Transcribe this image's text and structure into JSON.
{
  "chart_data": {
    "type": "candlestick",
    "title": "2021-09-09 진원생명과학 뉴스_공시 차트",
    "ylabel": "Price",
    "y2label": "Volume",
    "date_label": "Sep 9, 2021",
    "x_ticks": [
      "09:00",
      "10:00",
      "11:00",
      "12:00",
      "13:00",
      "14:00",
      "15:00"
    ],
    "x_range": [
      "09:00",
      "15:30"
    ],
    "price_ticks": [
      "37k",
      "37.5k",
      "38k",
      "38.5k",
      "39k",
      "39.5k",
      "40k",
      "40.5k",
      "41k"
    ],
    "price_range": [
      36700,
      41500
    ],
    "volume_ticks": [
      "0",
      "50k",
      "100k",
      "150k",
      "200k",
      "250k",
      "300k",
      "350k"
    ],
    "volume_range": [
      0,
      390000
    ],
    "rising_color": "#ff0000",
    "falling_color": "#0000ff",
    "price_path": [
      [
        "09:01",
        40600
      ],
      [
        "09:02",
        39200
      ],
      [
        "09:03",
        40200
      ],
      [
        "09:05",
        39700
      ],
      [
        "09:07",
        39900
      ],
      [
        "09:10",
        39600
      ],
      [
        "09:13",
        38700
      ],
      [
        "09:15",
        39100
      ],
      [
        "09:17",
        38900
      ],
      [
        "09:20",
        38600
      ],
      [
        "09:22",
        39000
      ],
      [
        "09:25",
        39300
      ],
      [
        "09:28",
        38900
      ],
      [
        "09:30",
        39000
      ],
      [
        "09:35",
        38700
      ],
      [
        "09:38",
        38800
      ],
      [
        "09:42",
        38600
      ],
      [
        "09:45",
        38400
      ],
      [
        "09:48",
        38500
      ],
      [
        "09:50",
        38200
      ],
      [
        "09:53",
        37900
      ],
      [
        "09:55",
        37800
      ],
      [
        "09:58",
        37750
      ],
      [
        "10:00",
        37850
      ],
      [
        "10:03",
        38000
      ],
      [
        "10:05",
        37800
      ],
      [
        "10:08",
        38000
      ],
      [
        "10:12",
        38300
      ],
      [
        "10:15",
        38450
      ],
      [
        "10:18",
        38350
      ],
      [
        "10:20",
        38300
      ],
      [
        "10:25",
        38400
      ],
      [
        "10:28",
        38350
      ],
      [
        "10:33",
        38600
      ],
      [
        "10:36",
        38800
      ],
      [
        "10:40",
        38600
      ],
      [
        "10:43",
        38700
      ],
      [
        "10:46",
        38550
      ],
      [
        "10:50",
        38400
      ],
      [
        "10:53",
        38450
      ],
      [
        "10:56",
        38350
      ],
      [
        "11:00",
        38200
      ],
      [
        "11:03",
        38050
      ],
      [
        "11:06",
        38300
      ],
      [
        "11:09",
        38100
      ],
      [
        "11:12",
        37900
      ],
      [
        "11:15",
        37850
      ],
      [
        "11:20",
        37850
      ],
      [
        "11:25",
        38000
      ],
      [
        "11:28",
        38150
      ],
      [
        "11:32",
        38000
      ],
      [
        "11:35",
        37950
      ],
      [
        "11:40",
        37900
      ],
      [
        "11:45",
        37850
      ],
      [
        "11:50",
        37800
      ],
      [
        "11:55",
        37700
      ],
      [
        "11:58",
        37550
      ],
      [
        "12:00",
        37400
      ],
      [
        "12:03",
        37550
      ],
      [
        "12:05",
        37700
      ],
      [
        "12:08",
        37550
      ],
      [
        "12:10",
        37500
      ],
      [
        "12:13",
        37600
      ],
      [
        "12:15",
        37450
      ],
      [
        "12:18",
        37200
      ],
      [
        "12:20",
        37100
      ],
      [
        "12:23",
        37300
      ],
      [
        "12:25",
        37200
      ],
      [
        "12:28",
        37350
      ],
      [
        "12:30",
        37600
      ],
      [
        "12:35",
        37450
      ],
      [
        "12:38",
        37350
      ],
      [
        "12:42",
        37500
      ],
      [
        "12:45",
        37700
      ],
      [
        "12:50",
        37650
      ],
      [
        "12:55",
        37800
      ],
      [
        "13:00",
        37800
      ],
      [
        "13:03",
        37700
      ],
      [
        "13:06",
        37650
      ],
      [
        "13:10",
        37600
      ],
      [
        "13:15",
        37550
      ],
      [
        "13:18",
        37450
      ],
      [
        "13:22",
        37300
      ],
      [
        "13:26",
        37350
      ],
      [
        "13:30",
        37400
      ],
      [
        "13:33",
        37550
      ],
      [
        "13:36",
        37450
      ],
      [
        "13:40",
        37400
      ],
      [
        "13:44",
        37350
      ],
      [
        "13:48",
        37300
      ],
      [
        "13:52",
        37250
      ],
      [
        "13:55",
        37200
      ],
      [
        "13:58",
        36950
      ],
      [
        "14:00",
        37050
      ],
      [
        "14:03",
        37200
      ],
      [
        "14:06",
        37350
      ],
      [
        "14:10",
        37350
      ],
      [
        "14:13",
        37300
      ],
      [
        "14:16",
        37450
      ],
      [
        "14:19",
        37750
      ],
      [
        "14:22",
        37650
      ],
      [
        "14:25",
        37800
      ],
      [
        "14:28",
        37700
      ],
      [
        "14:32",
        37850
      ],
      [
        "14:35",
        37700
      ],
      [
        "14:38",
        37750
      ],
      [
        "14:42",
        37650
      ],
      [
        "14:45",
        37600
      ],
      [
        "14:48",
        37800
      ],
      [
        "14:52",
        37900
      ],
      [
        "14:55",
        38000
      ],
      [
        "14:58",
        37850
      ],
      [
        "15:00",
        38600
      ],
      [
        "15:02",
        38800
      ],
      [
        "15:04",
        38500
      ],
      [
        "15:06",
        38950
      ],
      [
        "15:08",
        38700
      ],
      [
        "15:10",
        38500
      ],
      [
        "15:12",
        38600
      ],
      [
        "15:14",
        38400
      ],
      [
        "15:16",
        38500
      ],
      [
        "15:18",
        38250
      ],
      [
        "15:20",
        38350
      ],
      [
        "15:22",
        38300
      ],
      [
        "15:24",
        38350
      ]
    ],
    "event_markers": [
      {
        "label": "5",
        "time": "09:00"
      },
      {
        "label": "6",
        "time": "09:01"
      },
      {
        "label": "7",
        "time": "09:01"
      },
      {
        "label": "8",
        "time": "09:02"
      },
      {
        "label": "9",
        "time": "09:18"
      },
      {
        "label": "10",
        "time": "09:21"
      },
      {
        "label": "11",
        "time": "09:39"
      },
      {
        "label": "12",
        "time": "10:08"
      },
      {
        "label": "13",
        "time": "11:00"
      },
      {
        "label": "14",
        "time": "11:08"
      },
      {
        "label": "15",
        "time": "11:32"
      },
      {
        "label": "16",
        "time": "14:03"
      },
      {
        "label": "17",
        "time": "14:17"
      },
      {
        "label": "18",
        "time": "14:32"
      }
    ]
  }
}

::::::::::

What the task asks: Reproduce the data, keeping every line exactly the same.

Written response:
Transcribe this image's text and structure into JSON.
{
  "chart_data": {
    "type": "candlestick",
    "title": "2021-09-09 진원생명과학 뉴스_공시 차트",
    "ylabel": "Price",
    "y2label": "Volume",
    "date_label": "Sep 9, 2021",
    "x_ticks": [
      "09:00",
      "10:00",
      "11:00",
      "12:00",
      "13:00",
      "14:00",
      "15:00"
    ],
    "x_range": [
      "09:00",
      "15:30"
    ],
    "price_ticks": [
      "37k",
      "37.5k",
      "38k",
      "38.5k",
      "39k",
      "39.5k",
      "40k",
      "40.5k",
      "41k"
    ],
    "price_range": [
      36700,
      41500
    ],
    "volume_ticks": [
      "0",
      "50k",
      "100k",
      "150k",
      "200k",
      "250k",
      "300k",
      "350k"
    ],
    "volume_range": [
      0,
      390000
    ],
    "rising_color": "#ff0000",
    "falling_color": "#0000ff",
    "price_path": [
      [
        "09:01",
        40600
      ],
      [
        "09:02",
        39200
      ],
      [
        "09:03",
        40200
      ],
      [
        "09:05",
        39700
      ],
      [
        "09:07",
        39900
      ],
      [
        "09:10",
        39600
      ],
      [
        "09:13",
        38700
      ],
      [
        "09:15",
        39100
      ],
      [
        "09:17",
        38900
      ],
      [
        "09:20",
        38600
      ],
      [
        "09:22",
        39000
      ],
      [
        "09:25",
        39300
      ],
      [
        "09:28",
        38900
      ],
      [
        "09:30",
        39000
      ],
      [
        "09:35",
        38700
      ],
      [
        "09:38",
        38800
      ],
      [
        "09:42",
        38600
      ],
      [
        "09:45",
        38400
      ],
      [
        "09:48",
        38500
      ],
      [
        "09:50",
        38200
      ],
      [
        "09:53",
        37900
      ],
      [
        "09:55",
        37800
      ],
      [
        "09:58",
        37750
      ],
      [
        "10:00",
        37850
      ],
      [
        "10:03",
        38000
      ],
      [
        "10:05",
        37800
      ],
      [
        "10:08",
        38000
      ],
      [
        "10:12",
        38300
      ],
      [
        "10:15",
        38450
      ],
      [
        "10:18",
        38350
      ],
      [
        "10:20",
        38300
      ],
      [
        "10:25",
        38400
      ],
      [
        "10:28",
        38350
      ],
      [
        "10:33",
        38600
      ],
      [
        "10:36",
        38800
      ],
      [
        "10:40",
        38600
      ],
      [
        "10:43",
        38700
      ],
      [
        "10:46",
        38550
      ],
      [
        "10:50",
        38400
      ],
      [
        "10:53",
        38450
      ],
      [
        "10:56",
        38350
      ],
      [
        "11:00",
        38200
      ],
      [
        "11:03",
        38050
      ],
      [
        "11:06",
        38300
      ],
      [
        "11:09",
        38100
      ],
      [
        "11:12",
        37900
      ],
      [
        "11:15",
        37850
      ],
      [
        "11:20",
        37850
      ],
      [
        "11:25",
        38000
      ],
      [
        "11:28",
        38150
      ],
      [
        "11:32",
        38000
      ],
      [
        "11:35",
        37950
      ],
      [
        "11:40",
        37900
      ],
      [
        "11:45",
        37850
      ],
      [
        "11:50",
        37800
      ],
      [
        "11:55",
        37700
      ],
      [
        "11:58",
        37550
      ],
      [
        "12:00",
        37400
      ],
      [
        "12:03",
        37550
      ],
      [
        "12:05",
        37700
      ],
      [
        "12:08",
        37550
      ],
      [
        "12:10",
        37500
      ],
      [
        "12:13",
        37600
      ],
      [
        "12:15",
        37450
      ],
      [
        "12:18",
        37200
      ],
      [
        "12:20",
        37100
      ],
      [
        "12:23",
        37300
      ],
      [
        "12:25",
        37200
      ],
      [
        "12:28",
        37350
      ],
      [
        "12:30",
        37600
      ],
      [
        "12:35",
        37450
      ],
      [
        "12:38",
        37350
      ],
      [
        "12:42",
        37500
      ],
      [
        "12:45",
        37700
      ],
      [
        "12:50",
        37650
      ],
      [
        "12:55",
        37800
      ],
      [
        "13:00",
        37800
      ],
      [
        "13:03",
        37700
      ],
      [
        "13:06",
        37650
      ],
      [
        "13:10",
        37600
      ],
      [
        "13:15",
        37550
      ],
      [
        "13:18",
        37450
      ],
      [
        "13:22",
        37300
      ],
      [
        "13:26",
        37350
      ],
      [
        "13:30",
        37400
      ],
      [
        "13:33",
        37550
      ],
      [
        "13:36",
        37450
      ],
      [
        "13:40",
        37400
      ],
      [
        "13:44",
        37350
      ],
      [
        "13:48",
        37300
      ],
      [
        "13:52",
        37250
      ],
      [
        "13:55",
        37200
      ],
      [
        "13:58",
        36950
      ],
      [
        "14:00",
        37050
      ],
      [
        "14:03",
        37200
      ],
      [
        "14:06",
        37350
      ],
      [
        "14:10",
        37350
      ],
      [
        "14:13",
        37300
      ],
      [
        "14:16",
        37450
      ],
      [
        "14:19",
        37750
      ],
      [
        "14:22",
        37650
      ],
      [
        "14:25",
        37800
      ],
      [
        "14:28",
        37700
      ],
      [
        "14:32",
        37850
      ],
      [
        "14:35",
        37700
      ],
      [
        "14:38",
        37750
      ],
      [
        "14:42",
        37650
      ],
      [
        "14:45",
        37600
      ],
      [
        "14:48",
        37800
      ],
      [
        "14:52",
        37900
      ],
      [
        "14:55",
        38000
      ],
      [
        "14:58",
        37850
      ],
      [
        "15:00",
        38600
      ],
      [
        "15:02",
        38800
      ],
      [
        "15:04",
        38500
      ],
      [
        "15:06",
        38950
      ],
      [
        "15:08",
        38700
      ],
      [
        "15:10",
        38500
      ],
      [
        "15:12",
        38600
      ],
      [
        "15:14",
        38400
      ],
      [
        "15:16",
        38500
      ],
      [
        "15:18",
        38250
      ],
      [
        "15:20",
        38350
      ],
      [
        "15:22",
        38300
      ],
      [
        "15:24",
        38350
      ]
    ],
    "event_markers": [
      {
        "label": "5",
        "time": "09:00"
      },
      {
        "label": "6",
        "time": "09:01"
      },
      {
        "label": "7",
        "time": "09:01"
      },
      {
        "label": "8",
        "time": "09:02"
      },
      {
        "label": "9",
        "time": "09:18"
      },
      {
        "label": "10",
        "time": "09:21"
      },
      {
        "label": "11",
        "time": "09:39"
      },
      {
        "label": "12",
        "time": "10:08"
      },
      {
        "label": "13",
        "time": "11:00"
      },
      {
        "label": "14",
        "time": "11:08"
      },
      {
        "label": "15",
        "time": "11:32"
      },
      {
        "label": "16",
        "time": "14:03"
      },
      {
        "label": "17",
        "time": "14:17"
      },
      {
        "label": "18",
        "time": "14:32"
      }
    ]
  }
}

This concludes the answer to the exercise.